>> begin
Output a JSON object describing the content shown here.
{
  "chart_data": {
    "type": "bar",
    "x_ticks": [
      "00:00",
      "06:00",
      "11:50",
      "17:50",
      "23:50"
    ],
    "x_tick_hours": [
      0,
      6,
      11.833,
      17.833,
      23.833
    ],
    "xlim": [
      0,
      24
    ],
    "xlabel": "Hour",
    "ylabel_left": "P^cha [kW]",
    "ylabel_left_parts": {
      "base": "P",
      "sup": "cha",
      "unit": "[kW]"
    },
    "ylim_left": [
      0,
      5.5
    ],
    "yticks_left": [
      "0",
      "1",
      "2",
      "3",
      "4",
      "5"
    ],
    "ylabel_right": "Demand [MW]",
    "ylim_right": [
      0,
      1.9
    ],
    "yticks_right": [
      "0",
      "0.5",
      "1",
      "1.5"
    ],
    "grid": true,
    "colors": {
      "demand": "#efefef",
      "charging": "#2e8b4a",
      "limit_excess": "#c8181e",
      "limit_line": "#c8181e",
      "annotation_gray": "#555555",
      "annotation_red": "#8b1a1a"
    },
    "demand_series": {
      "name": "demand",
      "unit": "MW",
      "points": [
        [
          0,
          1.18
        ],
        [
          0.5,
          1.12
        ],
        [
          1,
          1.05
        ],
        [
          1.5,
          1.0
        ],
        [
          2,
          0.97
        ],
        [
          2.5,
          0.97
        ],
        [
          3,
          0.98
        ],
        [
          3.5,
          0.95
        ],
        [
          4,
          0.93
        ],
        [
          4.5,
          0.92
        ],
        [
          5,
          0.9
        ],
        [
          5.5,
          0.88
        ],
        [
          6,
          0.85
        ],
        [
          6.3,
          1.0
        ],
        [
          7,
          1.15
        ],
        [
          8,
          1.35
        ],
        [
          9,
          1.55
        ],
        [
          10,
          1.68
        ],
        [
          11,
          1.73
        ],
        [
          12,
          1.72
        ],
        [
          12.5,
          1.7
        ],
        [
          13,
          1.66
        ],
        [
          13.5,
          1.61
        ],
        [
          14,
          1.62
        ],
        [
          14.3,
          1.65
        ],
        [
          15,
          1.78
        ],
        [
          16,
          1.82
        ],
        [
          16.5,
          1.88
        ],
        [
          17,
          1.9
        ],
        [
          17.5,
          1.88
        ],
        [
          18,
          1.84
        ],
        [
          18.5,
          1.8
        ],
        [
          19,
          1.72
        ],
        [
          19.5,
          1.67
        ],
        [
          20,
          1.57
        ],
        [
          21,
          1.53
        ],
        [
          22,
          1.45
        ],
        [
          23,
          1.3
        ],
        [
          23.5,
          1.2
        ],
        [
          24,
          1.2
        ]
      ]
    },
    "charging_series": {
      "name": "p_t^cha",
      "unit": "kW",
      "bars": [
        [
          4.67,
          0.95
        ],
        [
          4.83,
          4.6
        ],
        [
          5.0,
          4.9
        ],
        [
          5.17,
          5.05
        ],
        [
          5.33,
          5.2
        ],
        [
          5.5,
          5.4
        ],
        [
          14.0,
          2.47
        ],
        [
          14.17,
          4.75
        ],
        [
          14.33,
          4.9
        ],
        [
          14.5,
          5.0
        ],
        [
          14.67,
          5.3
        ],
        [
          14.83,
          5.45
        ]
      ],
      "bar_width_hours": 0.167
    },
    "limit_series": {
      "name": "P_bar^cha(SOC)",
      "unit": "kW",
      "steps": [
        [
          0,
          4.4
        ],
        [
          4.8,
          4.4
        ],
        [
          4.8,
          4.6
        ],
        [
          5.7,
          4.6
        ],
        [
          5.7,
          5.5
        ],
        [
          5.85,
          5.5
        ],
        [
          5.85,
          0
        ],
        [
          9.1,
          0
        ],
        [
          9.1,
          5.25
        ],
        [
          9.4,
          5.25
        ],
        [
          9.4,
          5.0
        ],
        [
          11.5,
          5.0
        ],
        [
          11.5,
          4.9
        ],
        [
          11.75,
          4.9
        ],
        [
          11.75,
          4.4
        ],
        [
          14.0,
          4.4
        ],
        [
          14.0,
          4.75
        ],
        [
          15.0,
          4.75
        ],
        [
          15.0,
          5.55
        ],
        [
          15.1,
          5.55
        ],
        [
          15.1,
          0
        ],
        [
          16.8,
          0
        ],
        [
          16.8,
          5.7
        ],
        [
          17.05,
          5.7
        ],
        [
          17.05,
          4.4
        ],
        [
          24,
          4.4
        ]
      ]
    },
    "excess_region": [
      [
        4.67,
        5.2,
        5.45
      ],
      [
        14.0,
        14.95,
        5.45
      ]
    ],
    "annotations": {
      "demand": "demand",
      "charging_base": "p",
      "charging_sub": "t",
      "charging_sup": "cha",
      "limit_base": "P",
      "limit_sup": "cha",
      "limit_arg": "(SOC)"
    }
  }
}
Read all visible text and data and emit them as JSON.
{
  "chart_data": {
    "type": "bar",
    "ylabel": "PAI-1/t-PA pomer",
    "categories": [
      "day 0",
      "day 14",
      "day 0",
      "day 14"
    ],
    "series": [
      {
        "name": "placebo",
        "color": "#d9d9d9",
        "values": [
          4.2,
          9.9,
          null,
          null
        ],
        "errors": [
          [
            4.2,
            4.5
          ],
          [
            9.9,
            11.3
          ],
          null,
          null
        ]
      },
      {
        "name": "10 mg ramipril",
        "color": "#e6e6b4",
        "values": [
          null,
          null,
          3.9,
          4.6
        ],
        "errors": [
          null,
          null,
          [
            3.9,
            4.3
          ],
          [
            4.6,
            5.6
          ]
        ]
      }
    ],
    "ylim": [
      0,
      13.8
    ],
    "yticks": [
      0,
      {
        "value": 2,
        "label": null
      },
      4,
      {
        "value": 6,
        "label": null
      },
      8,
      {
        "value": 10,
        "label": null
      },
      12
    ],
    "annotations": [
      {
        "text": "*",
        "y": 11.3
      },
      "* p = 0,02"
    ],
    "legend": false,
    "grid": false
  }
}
>> end
> What is required
Reproduce the material precisely, including every line.

> Task result
Output a JSON object describing the content shown here.
{
  "chart_data": {
    "type": "bar",
    "x_ticks": [
      "00:00",
      "06:00",
      "11:50",
      "17:50",
      "23:50"
    ],
    "x_tick_hours": [
      0,
      6,
      11.833,
      17.833,
      23.833
    ],
    "xlim": [
      0,
      24
    ],
    "xlabel": "Hour",
    "ylabel_left": "P^cha [kW]",
    "ylabel_left_parts": {
      "base": "P",
      "sup": "cha",
      "unit": "[kW]"
    },
    "ylim_left": [
      0,
      5.5
    ],
    "yticks_left": [
      "0",
      "1",
      "2",
      "3",
      "4",
      "5"
    ],
    "ylabel_right": "Demand [MW]",
    "ylim_right": [
      0,
      1.9
    ],
    "yticks_right": [
      "0",
      "0.5",
      "1",
      "1.5"
    ],
    "grid": true,
    "colors": {
      "demand": "#efefef",
      "charging": "#2e8b4a",
      "limit_excess": "#c8181e",
      "limit_line": "#c8181e",
      "annotation_gray": "#555555",
      "annotation_red": "#8b1a1a"
    },
    "demand_series": {
      "name": "demand",
      "unit": "MW",
      "points": [
        [
          0,
          1.18
        ],
        [
          0.5,
          1.12
        ],
        [
          1,
          1.05
        ],
        [
          1.5,
          1.0
        ],
        [
          2,
          0.97
        ],
        [
          2.5,
          0.97
        ],
        [
          3,
          0.98
        ],
        [
          3.5,
          0.95
        ],
        [
          4,
          0.93
        ],
        [
          4.5,
          0.92
        ],
        [
          5,
          0.9
        ],
        [
          5.5,
          0.88
        ],
        [
          6,
          0.85
        ],
        [
          6.3,
          1.0
        ],
        [
          7,
          1.15
        ],
        [
          8,
          1.35
        ],
        [
          9,
          1.55
        ],
        [
          10,
          1.68
        ],
        [
          11,
          1.73
        ],
        [
          12,
          1.72
        ],
        [
          12.5,
          1.7
        ],
        [
          13,
          1.66
        ],
        [
          13.5,
          1.61
        ],
        [
          14,
          1.62
        ],
        [
          14.3,
          1.65
        ],
        [
          15,
          1.78
        ],
        [
          16,
          1.82
        ],
        [
          16.5,
          1.88
        ],
        [
          17,
          1.9
        ],
        [
          17.5,
          1.88
        ],
        [
          18,
          1.84
        ],
        [
          18.5,
          1.8
        ],
        [
          19,
          1.72
        ],
        [
          19.5,
          1.67
        ],
        [
          20,
          1.57
        ],
        [
          21,
          1.53
        ],
        [
          22,
          1.45
        ],
        [
          23,
          1.3
        ],
        [
          23.5,
          1.2
        ],
        [
          24,
          1.2
        ]
      ]
    },
    "charging_series": {
      "name": "p_t^cha",
      "unit": "kW",
      "bars": [
        [
          4.67,
          0.95
        ],
        [
          4.83,
          4.6
        ],
        [
          5.0,
          4.9
        ],
        [
          5.17,
          5.05
        ],
        [
          5.33,
          5.2
        ],
        [
          5.5,
          5.4
        ],
        [
          14.0,
          2.47
        ],
        [
          14.17,
          4.75
        ],
        [
          14.33,
          4.9
        ],
        [
          14.5,
          5.0
        ],
        [
          14.67,
          5.3
        ],
        [
          14.83,
          5.45
        ]
      ],
      "bar_width_hours": 0.167
    },
    "limit_series": {
      "name": "P_bar^cha(SOC)",
      "unit": "kW",
      "steps": [
        [
          0,
          4.4
        ],
        [
          4.8,
          4.4
        ],
        [
          4.8,
          4.6
        ],
        [
          5.7,
          4.6
        ],
        [
          5.7,
          5.5
        ],
        [
          5.85,
          5.5
        ],
        [
          5.85,
          0
        ],
        [
          9.1,
          0
        ],
        [
          9.1,
          5.25
        ],
        [
          9.4,
          5.25
        ],
        [
          9.4,
          5.0
        ],
        [
          11.5,
          5.0
        ],
        [
          11.5,
          4.9
        ],
        [
          11.75,
          4.9
        ],
        [
          11.75,
          4.4
        ],
        [
          14.0,
          4.4
        ],
        [
          14.0,
          4.75
        ],
        [
          15.0,
          4.75
        ],
        [
          15.0,
          5.55
        ],
        [
          15.1,
          5.55
        ],
        [
          15.1,
          0
        ],
        [
          16.8,
          0
        ],
        [
          16.8,
          5.7
        ],
        [
          17.05,
          5.7
        ],
        [
          17.05,
          4.4
        ],
        [
          24,
          4.4
        ]
      ]
    },
    "excess_region": [
      [
        4.67,
        5.2,
        5.45
      ],
      [
        14.0,
        14.95,
        5.45
      ]
    ],
    "annotations": {
      "demand": "demand",
      "charging_base": "p",
      "charging_sub": "t",
      "charging_sup": "cha",
      "limit_base": "P",
      "limit_sup": "cha",
      "limit_arg": "(SOC)"
    }
  }
}
Read all visible text and data and emit them as JSON.
{
  "chart_data": {
    "type": "bar",
    "ylabel": "PAI-1/t-PA pomer",
    "categories": [
      "day 0",
      "day 14",
      "day 0",
      "day 14"
    ],
    "series": [
      {
        "name": "placebo",
        "color": "#d9d9d9",
        "values": [
          4.2,
          9.9,
          null,
          null
        ],
        "errors": [
          [
            4.2,
            4.5
          ],
          [
            9.9,
            11.3
          ],
          null,
          null
        ]
      },
      {
        "name": "10 mg ramipril",
        "color": "#e6e6b4",
        "values": [
          null,
          null,
          3.9,
          4.6
        ],
        "errors": [
          null,
          null,
          [
            3.9,
            4.3
          ],
          [
            4.6,
            5.6
          ]
        ]
      }
    ],
    "ylim": [
      0,
      13.8
    ],
    "yticks": [
      0,
      {
        "value": 2,
        "label": null
      },
      4,
      {
        "value": 6,
        "label": null
      },
      8,
      {
        "value": 10,
        "label": null
      },
      12
    ],
    "annotations": [
      {
        "text": "*",
        "y": 11.3
      },
      "* p = 0,02"
    ],
    "legend": false,
    "grid": false
  }
}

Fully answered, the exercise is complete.